*WRITTEN PROBLEM:*
Write out every line of the material exactly as it appears.

--

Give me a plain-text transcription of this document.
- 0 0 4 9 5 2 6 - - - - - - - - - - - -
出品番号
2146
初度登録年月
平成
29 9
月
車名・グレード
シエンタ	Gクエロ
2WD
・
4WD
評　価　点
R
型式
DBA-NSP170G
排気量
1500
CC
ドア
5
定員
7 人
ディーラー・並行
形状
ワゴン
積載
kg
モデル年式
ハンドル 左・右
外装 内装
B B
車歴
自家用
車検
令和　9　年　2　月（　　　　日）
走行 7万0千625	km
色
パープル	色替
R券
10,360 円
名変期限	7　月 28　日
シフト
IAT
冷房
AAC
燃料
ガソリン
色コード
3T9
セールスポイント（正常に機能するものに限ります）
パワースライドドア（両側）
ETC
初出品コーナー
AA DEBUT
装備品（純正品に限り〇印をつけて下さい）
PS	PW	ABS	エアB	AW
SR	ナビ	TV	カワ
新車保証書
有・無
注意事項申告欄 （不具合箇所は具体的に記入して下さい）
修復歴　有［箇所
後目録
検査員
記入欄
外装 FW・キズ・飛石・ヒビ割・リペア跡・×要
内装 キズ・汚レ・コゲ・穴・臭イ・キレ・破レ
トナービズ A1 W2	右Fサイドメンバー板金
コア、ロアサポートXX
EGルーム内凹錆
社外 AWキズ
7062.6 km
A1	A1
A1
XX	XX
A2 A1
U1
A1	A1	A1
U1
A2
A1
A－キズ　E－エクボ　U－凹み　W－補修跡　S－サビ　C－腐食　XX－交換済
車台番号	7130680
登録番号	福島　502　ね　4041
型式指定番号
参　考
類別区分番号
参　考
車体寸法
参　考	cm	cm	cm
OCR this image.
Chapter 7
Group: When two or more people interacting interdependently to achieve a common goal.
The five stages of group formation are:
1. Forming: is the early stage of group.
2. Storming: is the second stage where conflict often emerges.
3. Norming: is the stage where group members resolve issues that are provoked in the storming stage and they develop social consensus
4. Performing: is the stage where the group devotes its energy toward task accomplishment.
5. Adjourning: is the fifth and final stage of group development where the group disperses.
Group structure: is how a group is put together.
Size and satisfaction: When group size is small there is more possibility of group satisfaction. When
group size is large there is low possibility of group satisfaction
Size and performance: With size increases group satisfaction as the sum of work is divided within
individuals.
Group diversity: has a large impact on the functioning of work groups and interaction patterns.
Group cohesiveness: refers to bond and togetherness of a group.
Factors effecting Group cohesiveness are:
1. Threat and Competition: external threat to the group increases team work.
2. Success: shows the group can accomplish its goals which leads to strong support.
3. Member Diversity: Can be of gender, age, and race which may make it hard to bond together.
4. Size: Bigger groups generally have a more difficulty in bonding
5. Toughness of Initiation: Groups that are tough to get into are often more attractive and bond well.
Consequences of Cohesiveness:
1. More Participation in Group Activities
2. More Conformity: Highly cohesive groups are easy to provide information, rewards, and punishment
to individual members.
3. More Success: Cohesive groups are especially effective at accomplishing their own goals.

--

*WORKED SOLUTION:*
Give me a plain-text transcription of this document.
- 0 0 4 9 5 2 6 - - - - - - - - - - - -
出品番号
2146
初度登録年月
平成
29 9
月
車名・グレード
シエンタ	Gクエロ
2WD
・
4WD
評　価　点
R
型式
DBA-NSP170G
排気量
1500
CC
ドア
5
定員
7 人
ディーラー・並行
形状
ワゴン
積載
kg
モデル年式
ハンドル 左・右
外装 内装
B B
車歴
自家用
車検
令和　9　年　2　月（　　　　日）
走行 7万0千625	km
色
パープル	色替
R券
10,360 円
名変期限	7　月 28　日
シフト
IAT
冷房
AAC
燃料
ガソリン
色コード
3T9
セールスポイント（正常に機能するものに限ります）
パワースライドドア（両側）
ETC
初出品コーナー
AA DEBUT
装備品（純正品に限り〇印をつけて下さい）
PS	PW	ABS	エアB	AW
SR	ナビ	TV	カワ
新車保証書
有・無
注意事項申告欄 （不具合箇所は具体的に記入して下さい）
修復歴　有［箇所
後目録
検査員
記入欄
外装 FW・キズ・飛石・ヒビ割・リペア跡・×要
内装 キズ・汚レ・コゲ・穴・臭イ・キレ・破レ
トナービズ A1 W2	右Fサイドメンバー板金
コア、ロアサポートXX
EGルーム内凹錆
社外 AWキズ
7062.6 km
A1	A1
A1
XX	XX
A2 A1
U1
A1	A1	A1
U1
A2
A1
A－キズ　E－エクボ　U－凹み　W－補修跡　S－サビ　C－腐食　XX－交換済
車台番号	7130680
登録番号	福島　502　ね　4041
型式指定番号
参　考
類別区分番号
参　考
車体寸法
参　考	cm	cm	cm
OCR this image.
Chapter 7
Group: When two or more people interacting interdependently to achieve a common goal.
The five stages of group formation are:
1. Forming: is the early stage of group.
2. Storming: is the second stage where conflict often emerges.
3. Norming: is the stage where group members resolve issues that are provoked in the storming stage and they develop social consensus
4. Performing: is the stage where the group devotes its energy toward task accomplishment.
5. Adjourning: is the fifth and final stage of group development where the group disperses.
Group structure: is how a group is put together.
Size and satisfaction: When group size is small there is more possibility of group satisfaction. When
group size is large there is low possibility of group satisfaction
Size and performance: With size increases group satisfaction as the sum of work is divided within
individuals.
Group diversity: has a large impact on the functioning of work groups and interaction patterns.
Group cohesiveness: refers to bond and togetherness of a group.
Factors effecting Group cohesiveness are:
1. Threat and Competition: external threat to the group increases team work.
2. Success: shows the group can accomplish its goals which leads to strong support.
3. Member Diversity: Can be of gender, age, and race which may make it hard to bond together.
4. Size: Bigger groups generally have a more difficulty in bonding
5. Toughness of Initiation: Groups that are tough to get into are often more attractive and bond well.
Consequences of Cohesiveness:
1. More Participation in Group Activities
2. More Conformity: Highly cohesive groups are easy to provide information, rewards, and punishment
to individual members.
3. More Success: Cohesive groups are especially effective at accomplishing their own goals.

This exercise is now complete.